Job :: Write out the material again exactly, please, and omit the pictures.

Source records ::
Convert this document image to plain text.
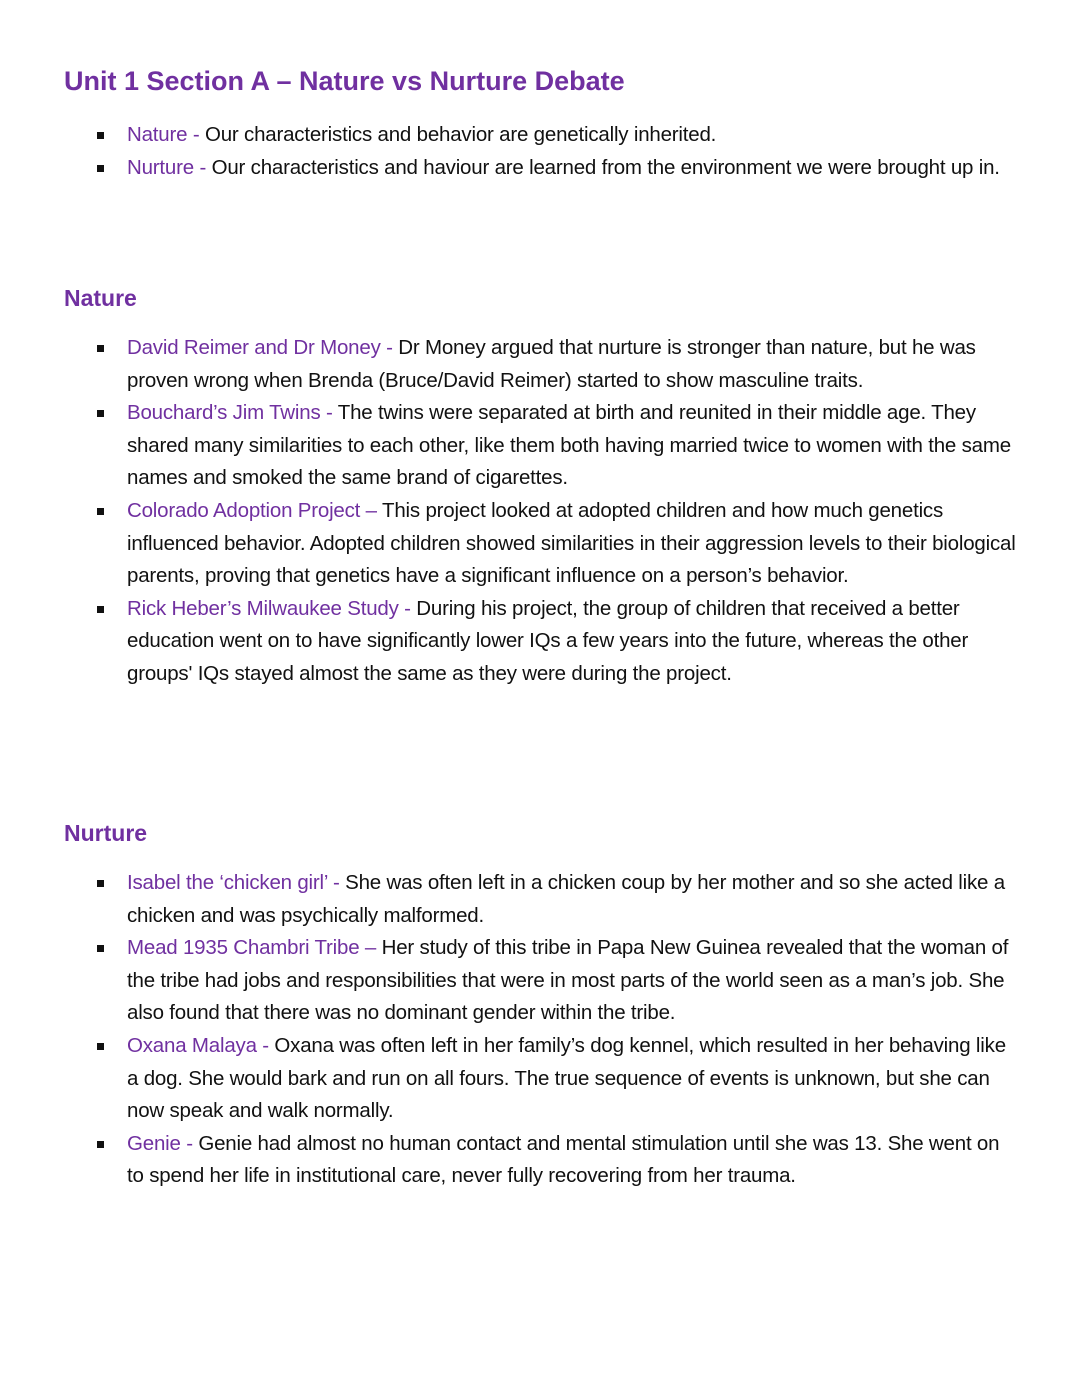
Unit 1 Section A – Nature vs Nurture Debate
Nature - Our characteristics and behavior are genetically inherited.
Nurture - Our characteristics and haviour are learned from the environment we were brought up in.
Nature
David Reimer and Dr Money - Dr Money argued that nurture is stronger than nature, but he was proven wrong when Brenda (Bruce/David Reimer) started to show masculine traits.
Bouchard’s Jim Twins - The twins were separated at birth and reunited in their middle age. They shared many similarities to each other, like them both having married twice to women with the same names and smoked the same brand of cigarettes.
Colorado Adoption Project – This project looked at adopted children and how much genetics influenced behavior. Adopted children showed similarities in their aggression levels to their biological parents, proving that genetics have a significant influence on a person’s behavior.
Rick Heber’s Milwaukee Study - During his project, the group of children that received a better education went on to have significantly lower IQs a few years into the future, whereas the other groups' IQs stayed almost the same as they were during the project.
Nurture
Isabel the ‘chicken girl’ - She was often left in a chicken coup by her mother and so she acted like a chicken and was psychically malformed.
Mead 1935 Chambri Tribe – Her study of this tribe in Papa New Guinea revealed that the woman of the tribe had jobs and responsibilities that were in most parts of the world seen as a man’s job. She also found that there was no dominant gender within the tribe.
Oxana Malaya - Oxana was often left in her family’s dog kennel, which resulted in her behaving like a dog. She would bark and run on all fours. The true sequence of events is unknown, but she can now speak and walk normally.
Genie - Genie had almost no human contact and mental stimulation until she was 13. She went on to spend her life in institutional care, never fully recovering from her trauma.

Finished answer ::
Convert this document image to plain text.
Unit 1 Section A – Nature vs Nurture Debate
Nature - Our characteristics and behavior are genetically inherited.
Nurture - Our characteristics and haviour are learned from the environment we were brought up in.
Nature
David Reimer and Dr Money - Dr Money argued that nurture is stronger than nature, but he was proven wrong when Brenda (Bruce/David Reimer) started to show masculine traits.
Bouchard’s Jim Twins - The twins were separated at birth and reunited in their middle age. They shared many similarities to each other, like them both having married twice to women with the same names and smoked the same brand of cigarettes.
Colorado Adoption Project – This project looked at adopted children and how much genetics influenced behavior. Adopted children showed similarities in their aggression levels to their biological parents, proving that genetics have a significant influence on a person’s behavior.
Rick Heber’s Milwaukee Study - During his project, the group of children that received a better education went on to have significantly lower IQs a few years into the future, whereas the other groups' IQs stayed almost the same as they were during the project.
Nurture
Isabel the ‘chicken girl’ - She was often left in a chicken coup by her mother and so she acted like a chicken and was psychically malformed.
Mead 1935 Chambri Tribe – Her study of this tribe in Papa New Guinea revealed that the woman of the tribe had jobs and responsibilities that were in most parts of the world seen as a man’s job. She also found that there was no dominant gender within the tribe.
Oxana Malaya - Oxana was often left in her family’s dog kennel, which resulted in her behaving like a dog. She would bark and run on all fours. The true sequence of events is unknown, but she can now speak and walk normally.
Genie - Genie had almost no human contact and mental stimulation until she was 13. She went on to spend her life in institutional care, never fully recovering from her trauma.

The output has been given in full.